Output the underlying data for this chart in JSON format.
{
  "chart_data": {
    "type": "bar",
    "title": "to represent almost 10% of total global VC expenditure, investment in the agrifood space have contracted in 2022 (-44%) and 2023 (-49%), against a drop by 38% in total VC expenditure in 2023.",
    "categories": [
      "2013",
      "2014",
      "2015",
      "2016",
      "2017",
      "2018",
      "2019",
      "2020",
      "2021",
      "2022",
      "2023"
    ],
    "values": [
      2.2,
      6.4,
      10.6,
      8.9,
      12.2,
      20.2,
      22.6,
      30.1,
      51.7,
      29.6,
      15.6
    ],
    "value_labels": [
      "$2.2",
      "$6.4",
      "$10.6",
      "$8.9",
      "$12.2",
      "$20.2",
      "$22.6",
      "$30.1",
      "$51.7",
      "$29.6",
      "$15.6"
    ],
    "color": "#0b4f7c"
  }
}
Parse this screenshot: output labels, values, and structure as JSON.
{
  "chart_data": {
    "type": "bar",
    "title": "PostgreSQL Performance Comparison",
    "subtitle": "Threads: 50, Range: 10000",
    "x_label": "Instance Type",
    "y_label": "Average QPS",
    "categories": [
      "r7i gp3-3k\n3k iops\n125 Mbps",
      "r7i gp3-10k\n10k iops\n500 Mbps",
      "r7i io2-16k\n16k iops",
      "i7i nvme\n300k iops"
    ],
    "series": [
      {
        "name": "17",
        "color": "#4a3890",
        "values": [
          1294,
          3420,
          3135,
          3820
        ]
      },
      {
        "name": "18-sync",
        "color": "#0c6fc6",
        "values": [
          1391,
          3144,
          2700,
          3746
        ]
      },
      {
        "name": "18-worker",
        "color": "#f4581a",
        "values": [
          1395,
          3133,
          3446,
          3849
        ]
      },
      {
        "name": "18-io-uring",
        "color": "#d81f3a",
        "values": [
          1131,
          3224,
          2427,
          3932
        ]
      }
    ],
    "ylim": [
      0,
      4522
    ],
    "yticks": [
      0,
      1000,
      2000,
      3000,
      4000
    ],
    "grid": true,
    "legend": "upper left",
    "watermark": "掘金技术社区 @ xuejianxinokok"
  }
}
--
◆ Task requirements
Each line above must be reproduced exactly as it stands.

◆ Result of the task
Output the underlying data for this chart in JSON format.
{
  "chart_data": {
    "type": "bar",
    "title": "to represent almost 10% of total global VC expenditure, investment in the agrifood space have contracted in 2022 (-44%) and 2023 (-49%), against a drop by 38% in total VC expenditure in 2023.",
    "categories": [
      "2013",
      "2014",
      "2015",
      "2016",
      "2017",
      "2018",
      "2019",
      "2020",
      "2021",
      "2022",
      "2023"
    ],
    "values": [
      2.2,
      6.4,
      10.6,
      8.9,
      12.2,
      20.2,
      22.6,
      30.1,
      51.7,
      29.6,
      15.6
    ],
    "value_labels": [
      "$2.2",
      "$6.4",
      "$10.6",
      "$8.9",
      "$12.2",
      "$20.2",
      "$22.6",
      "$30.1",
      "$51.7",
      "$29.6",
      "$15.6"
    ],
    "color": "#0b4f7c"
  }
}
Parse this screenshot: output labels, values, and structure as JSON.
{
  "chart_data": {
    "type": "bar",
    "title": "PostgreSQL Performance Comparison",
    "subtitle": "Threads: 50, Range: 10000",
    "x_label": "Instance Type",
    "y_label": "Average QPS",
    "categories": [
      "r7i gp3-3k\n3k iops\n125 Mbps",
      "r7i gp3-10k\n10k iops\n500 Mbps",
      "r7i io2-16k\n16k iops",
      "i7i nvme\n300k iops"
    ],
    "series": [
      {
        "name": "17",
        "color": "#4a3890",
        "values": [
          1294,
          3420,
          3135,
          3820
        ]
      },
      {
        "name": "18-sync",
        "color": "#0c6fc6",
        "values": [
          1391,
          3144,
          2700,
          3746
        ]
      },
      {
        "name": "18-worker",
        "color": "#f4581a",
        "values": [
          1395,
          3133,
          3446,
          3849
        ]
      },
      {
        "name": "18-io-uring",
        "color": "#d81f3a",
        "values": [
          1131,
          3224,
          2427,
          3932
        ]
      }
    ],
    "ylim": [
      0,
      4522
    ],
    "yticks": [
      0,
      1000,
      2000,
      3000,
      4000
    ],
    "grid": true,
    "legend": "upper left",
    "watermark": "掘金技术社区 @ xuejianxinokok"
  }
}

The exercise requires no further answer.